## What you need to do
Write out the records below word for word, please.

◇ ◇ ◇ ◇

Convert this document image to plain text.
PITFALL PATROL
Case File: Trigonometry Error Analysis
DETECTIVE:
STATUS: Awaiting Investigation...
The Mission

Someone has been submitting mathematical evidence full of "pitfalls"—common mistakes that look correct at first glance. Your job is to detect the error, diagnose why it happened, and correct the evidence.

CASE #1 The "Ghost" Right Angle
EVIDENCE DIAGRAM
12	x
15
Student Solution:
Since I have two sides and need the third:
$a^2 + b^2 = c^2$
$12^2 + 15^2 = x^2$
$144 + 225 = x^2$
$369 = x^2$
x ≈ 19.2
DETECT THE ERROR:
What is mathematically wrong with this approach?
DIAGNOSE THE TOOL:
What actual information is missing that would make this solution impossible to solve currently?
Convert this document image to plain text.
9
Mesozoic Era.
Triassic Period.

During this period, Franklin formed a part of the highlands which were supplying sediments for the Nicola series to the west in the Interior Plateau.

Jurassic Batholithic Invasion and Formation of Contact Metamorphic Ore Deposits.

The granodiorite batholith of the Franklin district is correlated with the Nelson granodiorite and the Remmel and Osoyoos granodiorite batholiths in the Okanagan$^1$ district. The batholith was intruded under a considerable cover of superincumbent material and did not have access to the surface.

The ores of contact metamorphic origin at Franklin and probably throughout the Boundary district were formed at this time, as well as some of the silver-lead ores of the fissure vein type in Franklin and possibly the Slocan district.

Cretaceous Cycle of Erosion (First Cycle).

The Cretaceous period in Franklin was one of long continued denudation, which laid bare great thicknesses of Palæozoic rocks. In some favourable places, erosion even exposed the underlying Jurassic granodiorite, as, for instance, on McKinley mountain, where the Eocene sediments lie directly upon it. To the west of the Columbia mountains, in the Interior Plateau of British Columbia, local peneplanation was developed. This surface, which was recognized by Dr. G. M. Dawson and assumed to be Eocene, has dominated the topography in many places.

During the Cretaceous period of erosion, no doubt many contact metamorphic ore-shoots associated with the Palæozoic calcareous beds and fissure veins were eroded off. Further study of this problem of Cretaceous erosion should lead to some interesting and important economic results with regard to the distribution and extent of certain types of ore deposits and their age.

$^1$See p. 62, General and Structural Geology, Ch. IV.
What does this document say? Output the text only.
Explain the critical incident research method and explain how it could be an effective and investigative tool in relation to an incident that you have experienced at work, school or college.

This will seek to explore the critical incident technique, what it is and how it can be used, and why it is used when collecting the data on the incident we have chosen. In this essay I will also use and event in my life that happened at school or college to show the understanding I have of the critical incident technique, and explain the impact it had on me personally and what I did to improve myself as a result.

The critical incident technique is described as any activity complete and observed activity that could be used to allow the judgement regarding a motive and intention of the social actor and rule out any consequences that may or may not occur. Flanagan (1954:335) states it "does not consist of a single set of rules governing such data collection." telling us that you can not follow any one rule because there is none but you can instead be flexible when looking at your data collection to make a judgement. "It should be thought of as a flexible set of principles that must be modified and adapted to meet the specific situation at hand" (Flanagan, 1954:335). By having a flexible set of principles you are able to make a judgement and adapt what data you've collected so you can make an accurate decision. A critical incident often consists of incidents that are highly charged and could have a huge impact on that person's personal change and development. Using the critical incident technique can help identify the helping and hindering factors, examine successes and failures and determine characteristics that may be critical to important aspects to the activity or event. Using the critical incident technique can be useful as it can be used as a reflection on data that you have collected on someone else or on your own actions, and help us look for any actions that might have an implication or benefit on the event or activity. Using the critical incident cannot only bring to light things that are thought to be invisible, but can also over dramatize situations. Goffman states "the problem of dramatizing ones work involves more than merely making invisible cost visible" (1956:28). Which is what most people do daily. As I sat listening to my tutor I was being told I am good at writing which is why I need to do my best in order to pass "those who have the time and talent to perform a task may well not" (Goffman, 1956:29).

◇ ◇ ◇ ◇

## Problem solution
Convert this document image to plain text.
PITFALL PATROL
Case File: Trigonometry Error Analysis
DETECTIVE:
STATUS: Awaiting Investigation...
The Mission

Someone has been submitting mathematical evidence full of "pitfalls"—common mistakes that look correct at first glance. Your job is to detect the error, diagnose why it happened, and correct the evidence.

CASE #1 The "Ghost" Right Angle
EVIDENCE DIAGRAM
12	x
15
Student Solution:
Since I have two sides and need the third:
$a^2 + b^2 = c^2$
$12^2 + 15^2 = x^2$
$144 + 225 = x^2$
$369 = x^2$
x ≈ 19.2
DETECT THE ERROR:
What is mathematically wrong with this approach?
DIAGNOSE THE TOOL:
What actual information is missing that would make this solution impossible to solve currently?
Convert this document image to plain text.
9
Mesozoic Era.
Triassic Period.

During this period, Franklin formed a part of the highlands which were supplying sediments for the Nicola series to the west in the Interior Plateau.

Jurassic Batholithic Invasion and Formation of Contact Metamorphic Ore Deposits.

The granodiorite batholith of the Franklin district is correlated with the Nelson granodiorite and the Remmel and Osoyoos granodiorite batholiths in the Okanagan$^1$ district. The batholith was intruded under a considerable cover of superincumbent material and did not have access to the surface.

The ores of contact metamorphic origin at Franklin and probably throughout the Boundary district were formed at this time, as well as some of the silver-lead ores of the fissure vein type in Franklin and possibly the Slocan district.

Cretaceous Cycle of Erosion (First Cycle).

The Cretaceous period in Franklin was one of long continued denudation, which laid bare great thicknesses of Palæozoic rocks. In some favourable places, erosion even exposed the underlying Jurassic granodiorite, as, for instance, on McKinley mountain, where the Eocene sediments lie directly upon it. To the west of the Columbia mountains, in the Interior Plateau of British Columbia, local peneplanation was developed. This surface, which was recognized by Dr. G. M. Dawson and assumed to be Eocene, has dominated the topography in many places.

During the Cretaceous period of erosion, no doubt many contact metamorphic ore-shoots associated with the Palæozoic calcareous beds and fissure veins were eroded off. Further study of this problem of Cretaceous erosion should lead to some interesting and important economic results with regard to the distribution and extent of certain types of ore deposits and their age.

$^1$See p. 62, General and Structural Geology, Ch. IV.
What does this document say? Output the text only.
Explain the critical incident research method and explain how it could be an effective and investigative tool in relation to an incident that you have experienced at work, school or college.

This will seek to explore the critical incident technique, what it is and how it can be used, and why it is used when collecting the data on the incident we have chosen. In this essay I will also use and event in my life that happened at school or college to show the understanding I have of the critical incident technique, and explain the impact it had on me personally and what I did to improve myself as a result.

The critical incident technique is described as any activity complete and observed activity that could be used to allow the judgement regarding a motive and intention of the social actor and rule out any consequences that may or may not occur. Flanagan (1954:335) states it "does not consist of a single set of rules governing such data collection." telling us that you can not follow any one rule because there is none but you can instead be flexible when looking at your data collection to make a judgement. "It should be thought of as a flexible set of principles that must be modified and adapted to meet the specific situation at hand" (Flanagan, 1954:335). By having a flexible set of principles you are able to make a judgement and adapt what data you've collected so you can make an accurate decision. A critical incident often consists of incidents that are highly charged and could have a huge impact on that person's personal change and development. Using the critical incident technique can help identify the helping and hindering factors, examine successes and failures and determine characteristics that may be critical to important aspects to the activity or event. Using the critical incident technique can be useful as it can be used as a reflection on data that you have collected on someone else or on your own actions, and help us look for any actions that might have an implication or benefit on the event or activity. Using the critical incident cannot only bring to light things that are thought to be invisible, but can also over dramatize situations. Goffman states "the problem of dramatizing ones work involves more than merely making invisible cost visible" (1956:28). Which is what most people do daily. As I sat listening to my tutor I was being told I am good at writing which is why I need to do my best in order to pass "those who have the time and talent to perform a task may well not" (Goffman, 1956:29).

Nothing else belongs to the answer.